Extract from the listing each line in which the word "Rangers" appears.

* * *

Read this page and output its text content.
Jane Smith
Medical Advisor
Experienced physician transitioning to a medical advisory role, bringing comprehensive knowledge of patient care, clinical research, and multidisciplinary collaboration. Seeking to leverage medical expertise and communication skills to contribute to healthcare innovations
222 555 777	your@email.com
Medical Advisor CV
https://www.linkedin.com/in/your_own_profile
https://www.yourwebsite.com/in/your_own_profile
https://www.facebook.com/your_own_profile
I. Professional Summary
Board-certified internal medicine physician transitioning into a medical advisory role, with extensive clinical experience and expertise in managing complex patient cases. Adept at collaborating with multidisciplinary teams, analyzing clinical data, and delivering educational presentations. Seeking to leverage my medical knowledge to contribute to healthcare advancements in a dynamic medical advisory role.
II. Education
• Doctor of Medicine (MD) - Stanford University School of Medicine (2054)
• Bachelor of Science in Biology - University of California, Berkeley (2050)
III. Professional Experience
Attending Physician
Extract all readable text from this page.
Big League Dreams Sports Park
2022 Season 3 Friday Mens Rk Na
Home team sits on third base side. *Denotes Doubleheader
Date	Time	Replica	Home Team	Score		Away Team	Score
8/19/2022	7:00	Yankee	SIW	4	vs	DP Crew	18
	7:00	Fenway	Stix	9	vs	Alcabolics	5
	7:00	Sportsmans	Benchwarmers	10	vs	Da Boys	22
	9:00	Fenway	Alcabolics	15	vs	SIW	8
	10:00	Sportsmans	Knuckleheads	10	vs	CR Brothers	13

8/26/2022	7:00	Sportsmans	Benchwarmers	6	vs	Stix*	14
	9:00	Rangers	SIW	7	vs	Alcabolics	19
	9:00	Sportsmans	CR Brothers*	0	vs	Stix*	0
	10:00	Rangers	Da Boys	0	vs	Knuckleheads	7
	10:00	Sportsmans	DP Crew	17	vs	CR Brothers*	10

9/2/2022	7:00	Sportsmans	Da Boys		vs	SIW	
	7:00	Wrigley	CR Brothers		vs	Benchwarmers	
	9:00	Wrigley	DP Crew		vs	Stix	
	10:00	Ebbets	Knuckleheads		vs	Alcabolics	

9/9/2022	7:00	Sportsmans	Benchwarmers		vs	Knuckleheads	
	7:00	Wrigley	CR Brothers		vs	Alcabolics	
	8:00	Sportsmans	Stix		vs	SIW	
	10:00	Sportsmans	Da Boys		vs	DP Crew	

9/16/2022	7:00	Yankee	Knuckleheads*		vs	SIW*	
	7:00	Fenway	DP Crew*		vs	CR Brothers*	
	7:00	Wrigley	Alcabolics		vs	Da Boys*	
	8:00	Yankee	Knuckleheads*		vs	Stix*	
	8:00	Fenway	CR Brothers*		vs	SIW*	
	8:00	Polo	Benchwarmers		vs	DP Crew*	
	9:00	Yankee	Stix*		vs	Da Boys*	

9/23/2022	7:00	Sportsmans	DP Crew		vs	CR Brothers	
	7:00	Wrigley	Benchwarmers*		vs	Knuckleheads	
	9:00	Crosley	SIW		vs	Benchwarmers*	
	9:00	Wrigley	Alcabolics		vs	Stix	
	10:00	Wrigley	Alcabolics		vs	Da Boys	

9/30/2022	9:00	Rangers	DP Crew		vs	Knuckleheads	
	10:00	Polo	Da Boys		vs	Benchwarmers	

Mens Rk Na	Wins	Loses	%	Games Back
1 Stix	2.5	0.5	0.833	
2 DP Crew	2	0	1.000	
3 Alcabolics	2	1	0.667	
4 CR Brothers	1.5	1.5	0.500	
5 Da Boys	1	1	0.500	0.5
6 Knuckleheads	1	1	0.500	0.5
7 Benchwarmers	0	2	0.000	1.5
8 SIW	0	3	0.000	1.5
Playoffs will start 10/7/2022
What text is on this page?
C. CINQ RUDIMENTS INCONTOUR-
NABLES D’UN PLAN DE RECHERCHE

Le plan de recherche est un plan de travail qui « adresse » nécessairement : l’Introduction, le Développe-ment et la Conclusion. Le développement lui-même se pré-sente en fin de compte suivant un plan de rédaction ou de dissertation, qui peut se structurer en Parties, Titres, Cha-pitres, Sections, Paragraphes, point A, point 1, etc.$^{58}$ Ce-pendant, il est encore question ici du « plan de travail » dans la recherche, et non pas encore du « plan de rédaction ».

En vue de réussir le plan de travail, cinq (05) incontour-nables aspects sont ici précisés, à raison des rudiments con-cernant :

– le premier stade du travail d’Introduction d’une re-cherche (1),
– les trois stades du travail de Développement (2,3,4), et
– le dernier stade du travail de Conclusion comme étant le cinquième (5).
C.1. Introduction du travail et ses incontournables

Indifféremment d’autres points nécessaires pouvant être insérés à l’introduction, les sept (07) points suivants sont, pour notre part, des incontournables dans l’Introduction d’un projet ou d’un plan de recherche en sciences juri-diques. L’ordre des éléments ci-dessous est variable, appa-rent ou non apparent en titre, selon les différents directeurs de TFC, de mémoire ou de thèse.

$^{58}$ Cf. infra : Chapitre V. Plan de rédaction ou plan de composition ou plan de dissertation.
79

* * *

Written response —
	9:00	Rangers	SIW	7	vs	Alcabolics	19
	10:00	Rangers	Da Boys	0	vs	Knuckleheads	7
9/30/2022	9:00	Rangers	DP Crew		vs	Knuckleheads	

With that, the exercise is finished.